READING PASSAGE:
....................
Obamacare, Now Trumpcare, An Attack on Workers
Thursday, March 23, 2017 at 12:09AM
Challenge_DesafĂ­o

The Donald Trump administration’s move to replace Obamacare is a move to replace a severely weakened and inadequate healthcare system with an even worse one. The inability of the wealthiest country in the history of capitalism to provide healthcare for the working class exposes that healthcare for profit is incompatible with providing for the needs of the working class.
Healthcare, A Profit Industry
Health insurance cannot be both comprehensive and profitable. The health insurance companies make money by signing up young healthy people to buy policies, while limiting the costs they spend on care for the sick who require more services. This formula has been extremely profitable. United Health, one of the five largest insurers in the country, announced it was pulling out of the Obamacare plans because they made less money than anticipated. Their profits for the year were “only” $11 billion, record breaking, but $850 million less than expected, with the bulk of the difference coming from losses associated with policies linked to the Obamacare plans. (Consumer Affairs, 11/1 2016).
If a company making that much profit won’t provide care to people, it is futile to expect health insurers to provide comprehensive healthcare to the working class.
Healthcare Was a Hard Fought Gain
A system of employer-paid health coverage emerged in the U.S. out of mass struggles. As the working class fought to build unions, healthcare became part of the struggle. Union membership in the U.S. reached its peak in 1954 with about 35 percent of the workforce unionized. In the late 1950s and into the 60s, the ruling class attacked the unions, mainly using anti-communist McCarthyism to divide and terrorize workers.
The trend to de-unionize the workforce was accelerated under Carter and then Reagan to the point where now only about 10 percent of the U.S. working class is unionized (Bureau of Labor Statistics 1/26).
Ruling Class Smash Unions and Healthcare
The percent of people having health insurance rose and fell in an almost identical way as the rate of unionization. Health coverage reached a peak of about 80 percent in 1968. It remained stable until 1980 when it began a steady drop. What was needed was a plan to provide bare-bones coverage and place the cost on the backs of the working class. An imperialist power needs its part of its population to receive enough healthcare to fight wars. That’s when Obamacare came in.
....................
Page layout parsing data
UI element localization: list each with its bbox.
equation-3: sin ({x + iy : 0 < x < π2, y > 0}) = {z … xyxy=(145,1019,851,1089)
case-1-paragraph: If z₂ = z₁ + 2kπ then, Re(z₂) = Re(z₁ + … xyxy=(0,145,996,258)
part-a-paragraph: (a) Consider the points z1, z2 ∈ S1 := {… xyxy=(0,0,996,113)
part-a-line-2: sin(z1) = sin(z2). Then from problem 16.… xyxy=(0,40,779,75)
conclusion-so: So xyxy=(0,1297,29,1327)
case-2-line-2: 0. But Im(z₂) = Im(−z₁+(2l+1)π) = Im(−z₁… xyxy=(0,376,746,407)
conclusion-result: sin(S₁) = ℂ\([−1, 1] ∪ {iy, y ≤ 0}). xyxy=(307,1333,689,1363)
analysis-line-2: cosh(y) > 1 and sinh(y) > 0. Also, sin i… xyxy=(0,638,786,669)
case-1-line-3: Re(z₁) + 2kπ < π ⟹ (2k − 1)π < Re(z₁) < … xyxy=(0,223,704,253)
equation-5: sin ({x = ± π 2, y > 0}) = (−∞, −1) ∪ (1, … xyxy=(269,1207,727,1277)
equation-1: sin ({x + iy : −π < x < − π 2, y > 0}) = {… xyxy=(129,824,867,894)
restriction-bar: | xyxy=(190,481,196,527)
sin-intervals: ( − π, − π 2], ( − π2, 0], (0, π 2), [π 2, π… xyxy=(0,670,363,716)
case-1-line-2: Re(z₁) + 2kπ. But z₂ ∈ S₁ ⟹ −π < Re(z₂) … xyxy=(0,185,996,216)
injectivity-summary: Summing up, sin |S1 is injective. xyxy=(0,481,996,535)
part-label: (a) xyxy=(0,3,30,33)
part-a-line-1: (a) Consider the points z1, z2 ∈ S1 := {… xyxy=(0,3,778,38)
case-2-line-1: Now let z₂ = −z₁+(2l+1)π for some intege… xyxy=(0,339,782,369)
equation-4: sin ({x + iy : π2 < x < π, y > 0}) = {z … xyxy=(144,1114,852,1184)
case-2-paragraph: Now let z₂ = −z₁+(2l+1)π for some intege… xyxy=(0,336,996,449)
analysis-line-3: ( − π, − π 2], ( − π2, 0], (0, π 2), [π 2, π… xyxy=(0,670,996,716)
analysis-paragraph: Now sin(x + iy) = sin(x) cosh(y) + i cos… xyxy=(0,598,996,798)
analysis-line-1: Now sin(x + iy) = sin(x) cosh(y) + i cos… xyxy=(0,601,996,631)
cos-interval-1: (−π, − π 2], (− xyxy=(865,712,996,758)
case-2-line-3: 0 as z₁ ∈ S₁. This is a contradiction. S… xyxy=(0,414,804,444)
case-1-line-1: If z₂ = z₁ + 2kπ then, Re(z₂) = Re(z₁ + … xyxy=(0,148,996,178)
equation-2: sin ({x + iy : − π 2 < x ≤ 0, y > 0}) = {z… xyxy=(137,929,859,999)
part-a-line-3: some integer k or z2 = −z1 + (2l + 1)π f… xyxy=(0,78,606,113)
....................
WORK ORDER 1:
What are the section headings in the article on Obamacare and Trumpcare?
WORK ORDER 2:
According to the article on Obamacare and Trumpcare, in what year did union membership in the U.S. reach its peak?
WORK ORDER 3:
Pick up the article on Obamacare and Trumpcare after its last sentence and keep writing.
The listing has no connection to the article.

OUTPUT 1:
Healthcare, A Profit Industry
Healthcare Was a Hard Fought Gain
Ruling Class Smash Unions and Healthcare

OUTPUT 2:
1954, when about 35 percent of the workforce was unionized.

OUTPUT 3:
A combination of moving more people onto Medicaid and forcing young healthy people to buy expensive insurance with high deductibles increased the amount of people with insurance. This year, the average cost of the Obamacare Bronze plan (the cheapest) is $311/month for an individual 30 year old. The plan includes over $6000/year in deductible or out of pocket costs. Which means if you are sick, you will be paying thousands more on top of your premiums (Healthpocket.com 10/26/2016). This high cost, low coverage health insurance is nothing like the virtually free coverage unionized workers fought for at the height of the union movement. Obamacare was part of the thrust of reversing social gains won by the working class in the course of more than a century of struggle. This is indicative of how important it is to build a mass fighting movement against capitalism, and to build a society based on need and commitment rather than money and exploitation.
Further Decay
As expensive as Obamacare is, it is scheduled to get worse next year with increases in premiums and more out-of-pocket costs. But the deterioration of healthcare under the Obamacare plan is not fast enough for some members of the ruling class.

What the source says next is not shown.